READING PASSAGE -

Joe Carr smiling and sitting outside house in wheelchair

Accessible360 periodically showcases a digital superuser with personal insights into the digital landscape and assistive technology. By getting to know them, we learn more about the importance of digital accessibility, borrow their knowledge, and gain insights into important personal preferences.

Joe Carr, Adaptive Sports Athlete

Would you tell us a little about yourself?
I am a 14-year-old boy and am a freshman at Richfield High School. I have spastic quadriplegia cerebral palsy. I like playing adaptive sports with my friends, riding horses, riding my bike, and going downhill skiing. I like to go on my laptop and my iPad and play games.
What are a couple of your favorite websites or mobile apps? Why do you like them and what, if anything, makes them particularly accessible?
I like Roblox [a multiplayer online game]. I like to drive on this app, buy houses, and I can play with other friends online. I also enjoy news and weather websites and apps. I like the Netflix app too. I can navigate these on my laptop or iPad.

REQUIRED ACTIONS -
1) Turn the paragraph of the Joe Carr interview that begins "I am a 14-year-old boy" into a short bulleted list that keeps its main facts.
2) Decide whether each statement agrees with the Joe Carr interview, answering yes or no and quoting the words that settle it.
(a) Joe is a freshman at Richfield High School.
(b) Joe can navigate the Netflix app only on his iPad.
(c) Joe plays Roblox with friends online.
3) Summarize the Joe Carr interview in two sentences.
You won't need the items to complete these tasks.

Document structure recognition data
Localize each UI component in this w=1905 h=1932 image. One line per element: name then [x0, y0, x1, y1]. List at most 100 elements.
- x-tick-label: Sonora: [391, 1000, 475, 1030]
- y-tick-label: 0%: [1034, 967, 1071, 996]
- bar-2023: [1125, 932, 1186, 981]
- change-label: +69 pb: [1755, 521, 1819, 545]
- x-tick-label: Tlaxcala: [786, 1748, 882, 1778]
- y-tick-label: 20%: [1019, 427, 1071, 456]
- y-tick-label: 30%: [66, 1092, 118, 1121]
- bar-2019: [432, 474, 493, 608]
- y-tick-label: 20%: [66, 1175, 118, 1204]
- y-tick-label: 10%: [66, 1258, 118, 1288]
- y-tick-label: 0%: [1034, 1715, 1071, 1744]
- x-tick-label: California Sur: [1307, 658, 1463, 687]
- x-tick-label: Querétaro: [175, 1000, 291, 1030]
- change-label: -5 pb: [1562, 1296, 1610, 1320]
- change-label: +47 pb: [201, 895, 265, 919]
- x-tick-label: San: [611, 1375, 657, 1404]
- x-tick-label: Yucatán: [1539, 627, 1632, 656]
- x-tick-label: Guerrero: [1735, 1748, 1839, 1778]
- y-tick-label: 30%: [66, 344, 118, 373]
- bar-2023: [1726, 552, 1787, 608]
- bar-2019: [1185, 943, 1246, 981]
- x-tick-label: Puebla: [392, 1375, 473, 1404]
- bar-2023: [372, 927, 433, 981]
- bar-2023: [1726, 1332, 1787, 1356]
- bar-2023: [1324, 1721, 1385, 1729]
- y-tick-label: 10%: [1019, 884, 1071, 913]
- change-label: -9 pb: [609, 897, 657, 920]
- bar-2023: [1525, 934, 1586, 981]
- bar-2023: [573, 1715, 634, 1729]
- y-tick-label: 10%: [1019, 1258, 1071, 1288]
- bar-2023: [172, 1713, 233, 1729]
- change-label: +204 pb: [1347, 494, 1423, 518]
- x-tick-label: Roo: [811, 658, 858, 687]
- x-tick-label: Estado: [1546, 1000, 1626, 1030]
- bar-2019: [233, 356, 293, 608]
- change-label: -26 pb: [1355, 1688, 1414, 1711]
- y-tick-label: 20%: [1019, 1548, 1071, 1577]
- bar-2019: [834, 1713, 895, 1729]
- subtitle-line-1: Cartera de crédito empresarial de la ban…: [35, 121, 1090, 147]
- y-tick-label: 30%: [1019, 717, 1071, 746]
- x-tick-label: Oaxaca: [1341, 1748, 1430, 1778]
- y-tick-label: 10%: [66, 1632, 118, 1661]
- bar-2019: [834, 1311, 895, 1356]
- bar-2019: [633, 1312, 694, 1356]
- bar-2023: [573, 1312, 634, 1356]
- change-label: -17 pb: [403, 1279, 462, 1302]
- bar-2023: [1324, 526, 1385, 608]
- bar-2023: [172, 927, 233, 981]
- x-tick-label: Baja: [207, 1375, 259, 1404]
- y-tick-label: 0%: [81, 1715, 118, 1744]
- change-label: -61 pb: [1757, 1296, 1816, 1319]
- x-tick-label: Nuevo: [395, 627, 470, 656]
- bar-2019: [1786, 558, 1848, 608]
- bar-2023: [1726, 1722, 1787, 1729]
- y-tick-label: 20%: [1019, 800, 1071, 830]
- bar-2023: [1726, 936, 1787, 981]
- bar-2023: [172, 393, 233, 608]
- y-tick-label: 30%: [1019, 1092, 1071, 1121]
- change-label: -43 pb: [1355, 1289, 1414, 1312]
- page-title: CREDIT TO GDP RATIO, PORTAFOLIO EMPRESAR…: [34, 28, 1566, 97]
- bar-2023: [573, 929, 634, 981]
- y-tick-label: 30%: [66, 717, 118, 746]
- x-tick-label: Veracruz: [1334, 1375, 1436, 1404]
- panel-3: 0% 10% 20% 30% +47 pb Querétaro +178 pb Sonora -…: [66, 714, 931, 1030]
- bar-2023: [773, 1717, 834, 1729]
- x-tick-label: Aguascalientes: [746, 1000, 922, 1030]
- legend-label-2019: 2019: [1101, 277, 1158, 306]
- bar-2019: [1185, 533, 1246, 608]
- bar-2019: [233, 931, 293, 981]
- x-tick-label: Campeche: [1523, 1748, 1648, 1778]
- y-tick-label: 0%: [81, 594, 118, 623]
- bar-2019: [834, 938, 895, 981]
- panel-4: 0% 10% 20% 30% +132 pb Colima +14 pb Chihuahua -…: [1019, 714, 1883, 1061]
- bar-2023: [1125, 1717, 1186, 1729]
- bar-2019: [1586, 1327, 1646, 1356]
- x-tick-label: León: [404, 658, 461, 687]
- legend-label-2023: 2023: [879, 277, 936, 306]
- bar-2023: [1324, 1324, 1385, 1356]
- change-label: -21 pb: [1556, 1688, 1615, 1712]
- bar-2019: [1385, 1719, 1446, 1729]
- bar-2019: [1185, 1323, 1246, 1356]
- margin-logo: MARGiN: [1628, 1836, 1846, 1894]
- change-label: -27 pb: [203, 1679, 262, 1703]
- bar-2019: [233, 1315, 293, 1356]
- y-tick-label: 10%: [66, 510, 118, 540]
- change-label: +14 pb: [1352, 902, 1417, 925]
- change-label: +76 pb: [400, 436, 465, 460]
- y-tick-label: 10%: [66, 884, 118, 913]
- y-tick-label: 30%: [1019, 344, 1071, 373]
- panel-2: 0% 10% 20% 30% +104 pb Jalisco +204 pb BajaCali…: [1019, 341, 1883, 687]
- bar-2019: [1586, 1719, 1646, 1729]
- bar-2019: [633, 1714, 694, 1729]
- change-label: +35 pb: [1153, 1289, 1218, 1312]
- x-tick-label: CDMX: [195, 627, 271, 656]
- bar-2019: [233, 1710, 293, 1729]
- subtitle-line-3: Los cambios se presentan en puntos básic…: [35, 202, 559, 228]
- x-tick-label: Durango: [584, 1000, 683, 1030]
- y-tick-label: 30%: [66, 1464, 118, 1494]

RESULTS BY TASK -
1)
- 14 years old, a freshman at Richfield High School
- Has spastic quadriplegia cerebral palsy
- Enjoys adaptive sports with friends, horseback riding, biking, and downhill skiing
- Plays games on his laptop and iPad

2)
(a) Yes: "am a freshman at Richfield High School"
(b) No: "I can navigate these on my laptop or iPad."
(c) Yes: "I can play with other friends online."

3) Accessible360 periodically showcases digital superusers to learn about digital accessibility, and this profile features Joe Carr, a 14-year-old adaptive sports athlete at Richfield High School who has spastic quadriplegia cerebral palsy. He enjoys adaptive sports, horseback riding, biking, and downhill skiing, and on his laptop or iPad he uses Roblox, news and weather sites and apps, and Netflix.